**WORK TO COMPLETE**: State the number of lines, and only that number, in which the word "SWHISA" appears.

**RECORDS FOR THIS TASK**:
::::
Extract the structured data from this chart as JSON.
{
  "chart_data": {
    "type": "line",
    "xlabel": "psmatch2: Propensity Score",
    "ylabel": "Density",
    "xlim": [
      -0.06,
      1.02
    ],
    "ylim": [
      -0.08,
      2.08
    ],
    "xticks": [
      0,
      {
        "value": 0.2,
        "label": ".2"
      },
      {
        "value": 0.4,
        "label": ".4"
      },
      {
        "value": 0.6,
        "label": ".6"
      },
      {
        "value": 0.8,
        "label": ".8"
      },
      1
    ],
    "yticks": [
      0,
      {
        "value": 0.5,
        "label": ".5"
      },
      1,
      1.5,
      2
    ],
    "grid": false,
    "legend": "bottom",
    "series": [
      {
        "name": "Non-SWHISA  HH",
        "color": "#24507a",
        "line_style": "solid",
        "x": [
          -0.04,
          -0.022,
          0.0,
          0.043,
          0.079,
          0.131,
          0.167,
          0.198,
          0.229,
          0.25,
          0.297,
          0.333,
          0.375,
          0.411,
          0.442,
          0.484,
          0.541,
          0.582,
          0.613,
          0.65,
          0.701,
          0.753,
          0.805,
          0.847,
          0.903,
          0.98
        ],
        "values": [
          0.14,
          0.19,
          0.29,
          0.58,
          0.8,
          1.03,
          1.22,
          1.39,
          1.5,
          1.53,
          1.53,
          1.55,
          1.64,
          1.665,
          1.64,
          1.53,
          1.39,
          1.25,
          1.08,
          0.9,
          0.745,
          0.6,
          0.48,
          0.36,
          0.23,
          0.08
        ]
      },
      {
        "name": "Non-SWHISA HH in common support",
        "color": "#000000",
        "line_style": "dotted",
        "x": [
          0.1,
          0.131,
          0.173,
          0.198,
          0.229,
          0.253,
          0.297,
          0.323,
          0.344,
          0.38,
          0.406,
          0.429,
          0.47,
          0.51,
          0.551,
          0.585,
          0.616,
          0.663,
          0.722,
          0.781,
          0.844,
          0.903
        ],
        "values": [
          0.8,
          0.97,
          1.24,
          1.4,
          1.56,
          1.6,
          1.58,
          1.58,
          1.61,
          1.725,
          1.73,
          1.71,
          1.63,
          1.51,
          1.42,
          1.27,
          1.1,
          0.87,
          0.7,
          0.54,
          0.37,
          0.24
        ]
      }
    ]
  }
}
::::
**RESULT FOR THIS EXERCISE**: 2